Dataset records

----

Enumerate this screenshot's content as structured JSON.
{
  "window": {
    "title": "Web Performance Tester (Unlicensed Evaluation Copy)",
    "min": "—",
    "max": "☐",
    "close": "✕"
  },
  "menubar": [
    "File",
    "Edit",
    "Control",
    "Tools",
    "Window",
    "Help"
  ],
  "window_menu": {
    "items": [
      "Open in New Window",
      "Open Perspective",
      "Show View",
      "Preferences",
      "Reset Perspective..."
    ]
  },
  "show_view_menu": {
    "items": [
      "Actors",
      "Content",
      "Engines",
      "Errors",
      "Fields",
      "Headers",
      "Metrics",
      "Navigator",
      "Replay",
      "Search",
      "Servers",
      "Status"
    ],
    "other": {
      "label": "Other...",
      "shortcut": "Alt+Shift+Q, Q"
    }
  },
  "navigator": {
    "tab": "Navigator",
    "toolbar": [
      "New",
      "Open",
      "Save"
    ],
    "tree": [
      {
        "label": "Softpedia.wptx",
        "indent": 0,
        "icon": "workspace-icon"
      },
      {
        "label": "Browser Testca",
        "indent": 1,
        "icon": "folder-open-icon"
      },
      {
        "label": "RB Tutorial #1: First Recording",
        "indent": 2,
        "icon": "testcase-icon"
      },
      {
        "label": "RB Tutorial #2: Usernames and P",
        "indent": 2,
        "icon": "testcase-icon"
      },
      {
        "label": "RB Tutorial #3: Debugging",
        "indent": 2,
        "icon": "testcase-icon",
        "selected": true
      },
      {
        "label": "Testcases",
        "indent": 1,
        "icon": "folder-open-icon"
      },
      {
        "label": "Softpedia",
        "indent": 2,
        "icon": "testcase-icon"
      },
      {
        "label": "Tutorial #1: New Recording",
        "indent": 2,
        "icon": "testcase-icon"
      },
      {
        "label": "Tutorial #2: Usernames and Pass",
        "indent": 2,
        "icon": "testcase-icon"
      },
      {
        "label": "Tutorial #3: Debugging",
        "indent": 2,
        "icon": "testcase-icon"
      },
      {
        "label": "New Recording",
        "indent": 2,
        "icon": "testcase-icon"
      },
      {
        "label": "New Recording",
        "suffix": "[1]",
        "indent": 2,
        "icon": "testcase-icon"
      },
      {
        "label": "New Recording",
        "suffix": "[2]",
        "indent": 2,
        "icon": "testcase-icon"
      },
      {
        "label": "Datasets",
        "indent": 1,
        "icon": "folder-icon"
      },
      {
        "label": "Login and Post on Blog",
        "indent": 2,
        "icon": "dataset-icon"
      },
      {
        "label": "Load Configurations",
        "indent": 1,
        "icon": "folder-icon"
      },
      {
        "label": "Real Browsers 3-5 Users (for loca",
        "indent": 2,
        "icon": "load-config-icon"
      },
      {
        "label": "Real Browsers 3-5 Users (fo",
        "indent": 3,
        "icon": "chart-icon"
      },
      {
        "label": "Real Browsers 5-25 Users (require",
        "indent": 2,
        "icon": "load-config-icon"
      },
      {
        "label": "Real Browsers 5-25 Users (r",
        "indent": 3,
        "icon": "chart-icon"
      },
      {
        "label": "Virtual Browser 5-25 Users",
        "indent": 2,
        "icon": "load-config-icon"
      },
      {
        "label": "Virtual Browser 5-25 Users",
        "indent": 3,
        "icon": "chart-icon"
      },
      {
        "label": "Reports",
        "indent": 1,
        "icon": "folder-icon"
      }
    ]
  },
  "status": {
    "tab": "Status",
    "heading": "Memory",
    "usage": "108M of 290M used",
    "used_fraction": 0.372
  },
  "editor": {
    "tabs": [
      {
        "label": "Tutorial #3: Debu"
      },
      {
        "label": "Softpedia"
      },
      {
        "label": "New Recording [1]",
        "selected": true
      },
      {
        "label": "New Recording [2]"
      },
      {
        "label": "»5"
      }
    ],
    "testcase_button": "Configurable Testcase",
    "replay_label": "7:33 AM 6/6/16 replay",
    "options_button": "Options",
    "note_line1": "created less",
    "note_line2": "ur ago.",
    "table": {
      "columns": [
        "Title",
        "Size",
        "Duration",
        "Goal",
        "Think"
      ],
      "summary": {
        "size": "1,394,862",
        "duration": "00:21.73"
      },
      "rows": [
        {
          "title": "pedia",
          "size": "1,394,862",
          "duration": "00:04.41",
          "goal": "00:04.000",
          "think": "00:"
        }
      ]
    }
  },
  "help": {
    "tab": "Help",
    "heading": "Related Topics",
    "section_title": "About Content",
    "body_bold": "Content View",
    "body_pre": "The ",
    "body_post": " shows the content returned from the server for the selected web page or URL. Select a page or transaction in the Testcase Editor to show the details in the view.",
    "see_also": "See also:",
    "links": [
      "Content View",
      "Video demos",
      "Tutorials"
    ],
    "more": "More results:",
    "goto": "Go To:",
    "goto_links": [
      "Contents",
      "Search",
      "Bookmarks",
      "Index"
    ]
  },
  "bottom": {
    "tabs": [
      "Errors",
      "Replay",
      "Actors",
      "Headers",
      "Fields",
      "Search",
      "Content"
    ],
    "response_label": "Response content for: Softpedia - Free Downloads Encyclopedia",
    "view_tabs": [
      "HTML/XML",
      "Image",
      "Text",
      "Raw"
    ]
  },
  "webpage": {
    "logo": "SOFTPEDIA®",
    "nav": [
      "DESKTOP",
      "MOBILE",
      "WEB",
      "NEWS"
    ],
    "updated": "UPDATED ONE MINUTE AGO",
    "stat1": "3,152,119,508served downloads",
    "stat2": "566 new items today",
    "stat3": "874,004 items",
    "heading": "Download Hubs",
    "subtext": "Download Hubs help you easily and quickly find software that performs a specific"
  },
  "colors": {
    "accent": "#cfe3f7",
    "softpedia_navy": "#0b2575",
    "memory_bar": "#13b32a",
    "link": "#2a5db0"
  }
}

----

» **DO THIS**: Retype the listing. Match it exactly.

» **RESULT FOR THIS EXERCISE**:
Enumerate this screenshot's content as structured JSON.
{
  "window": {
    "title": "Web Performance Tester (Unlicensed Evaluation Copy)",
    "min": "—",
    "max": "☐",
    "close": "✕"
  },
  "menubar": [
    "File",
    "Edit",
    "Control",
    "Tools",
    "Window",
    "Help"
  ],
  "window_menu": {
    "items": [
      "Open in New Window",
      "Open Perspective",
      "Show View",
      "Preferences",
      "Reset Perspective..."
    ]
  },
  "show_view_menu": {
    "items": [
      "Actors",
      "Content",
      "Engines",
      "Errors",
      "Fields",
      "Headers",
      "Metrics",
      "Navigator",
      "Replay",
      "Search",
      "Servers",
      "Status"
    ],
    "other": {
      "label": "Other...",
      "shortcut": "Alt+Shift+Q, Q"
    }
  },
  "navigator": {
    "tab": "Navigator",
    "toolbar": [
      "New",
      "Open",
      "Save"
    ],
    "tree": [
      {
        "label": "Softpedia.wptx",
        "indent": 0,
        "icon": "workspace-icon"
      },
      {
        "label": "Browser Testca",
        "indent": 1,
        "icon": "folder-open-icon"
      },
      {
        "label": "RB Tutorial #1: First Recording",
        "indent": 2,
        "icon": "testcase-icon"
      },
      {
        "label": "RB Tutorial #2: Usernames and P",
        "indent": 2,
        "icon": "testcase-icon"
      },
      {
        "label": "RB Tutorial #3: Debugging",
        "indent": 2,
        "icon": "testcase-icon",
        "selected": true
      },
      {
        "label": "Testcases",
        "indent": 1,
        "icon": "folder-open-icon"
      },
      {
        "label": "Softpedia",
        "indent": 2,
        "icon": "testcase-icon"
      },
      {
        "label": "Tutorial #1: New Recording",
        "indent": 2,
        "icon": "testcase-icon"
      },
      {
        "label": "Tutorial #2: Usernames and Pass",
        "indent": 2,
        "icon": "testcase-icon"
      },
      {
        "label": "Tutorial #3: Debugging",
        "indent": 2,
        "icon": "testcase-icon"
      },
      {
        "label": "New Recording",
        "indent": 2,
        "icon": "testcase-icon"
      },
      {
        "label": "New Recording",
        "suffix": "[1]",
        "indent": 2,
        "icon": "testcase-icon"
      },
      {
        "label": "New Recording",
        "suffix": "[2]",
        "indent": 2,
        "icon": "testcase-icon"
      },
      {
        "label": "Datasets",
        "indent": 1,
        "icon": "folder-icon"
      },
      {
        "label": "Login and Post on Blog",
        "indent": 2,
        "icon": "dataset-icon"
      },
      {
        "label": "Load Configurations",
        "indent": 1,
        "icon": "folder-icon"
      },
      {
        "label": "Real Browsers 3-5 Users (for loca",
        "indent": 2,
        "icon": "load-config-icon"
      },
      {
        "label": "Real Browsers 3-5 Users (fo",
        "indent": 3,
        "icon": "chart-icon"
      },
      {
        "label": "Real Browsers 5-25 Users (require",
        "indent": 2,
        "icon": "load-config-icon"
      },
      {
        "label": "Real Browsers 5-25 Users (r",
        "indent": 3,
        "icon": "chart-icon"
      },
      {
        "label": "Virtual Browser 5-25 Users",
        "indent": 2,
        "icon": "load-config-icon"
      },
      {
        "label": "Virtual Browser 5-25 Users",
        "indent": 3,
        "icon": "chart-icon"
      },
      {
        "label": "Reports",
        "indent": 1,
        "icon": "folder-icon"
      }
    ]
  },
  "status": {
    "tab": "Status",
    "heading": "Memory",
    "usage": "108M of 290M used",
    "used_fraction": 0.372
  },
  "editor": {
    "tabs": [
      {
        "label": "Tutorial #3: Debu"
      },
      {
        "label": "Softpedia"
      },
      {
        "label": "New Recording [1]",
        "selected": true
      },
      {
        "label": "New Recording [2]"
      },
      {
        "label": "»5"
      }
    ],
    "testcase_button": "Configurable Testcase",
    "replay_label": "7:33 AM 6/6/16 replay",
    "options_button": "Options",
    "note_line1": "created less",
    "note_line2": "ur ago.",
    "table": {
      "columns": [
        "Title",
        "Size",
        "Duration",
        "Goal",
        "Think"
      ],
      "summary": {
        "size": "1,394,862",
        "duration": "00:21.73"
      },
      "rows": [
        {
          "title": "pedia",
          "size": "1,394,862",
          "duration": "00:04.41",
          "goal": "00:04.000",
          "think": "00:"
        }
      ]
    }
  },
  "help": {
    "tab": "Help",
    "heading": "Related Topics",
    "section_title": "About Content",
    "body_bold": "Content View",
    "body_pre": "The ",
    "body_post": " shows the content returned from the server for the selected web page or URL. Select a page or transaction in the Testcase Editor to show the details in the view.",
    "see_also": "See also:",
    "links": [
      "Content View",
      "Video demos",
      "Tutorials"
    ],
    "more": "More results:",
    "goto": "Go To:",
    "goto_links": [
      "Contents",
      "Search",
      "Bookmarks",
      "Index"
    ]
  },
  "bottom": {
    "tabs": [
      "Errors",
      "Replay",
      "Actors",
      "Headers",
      "Fields",
      "Search",
      "Content"
    ],
    "response_label": "Response content for: Softpedia - Free Downloads Encyclopedia",
    "view_tabs": [
      "HTML/XML",
      "Image",
      "Text",
      "Raw"
    ]
  },
  "webpage": {
    "logo": "SOFTPEDIA®",
    "nav": [
      "DESKTOP",
      "MOBILE",
      "WEB",
      "NEWS"
    ],
    "updated": "UPDATED ONE MINUTE AGO",
    "stat1": "3,152,119,508served downloads",
    "stat2": "566 new items today",
    "stat3": "874,004 items",
    "heading": "Download Hubs",
    "subtext": "Download Hubs help you easily and quickly find software that performs a specific"
  },
  "colors": {
    "accent": "#cfe3f7",
    "softpedia_navy": "#0b2575",
    "memory_bar": "#13b32a",
    "link": "#2a5db0"
  }
}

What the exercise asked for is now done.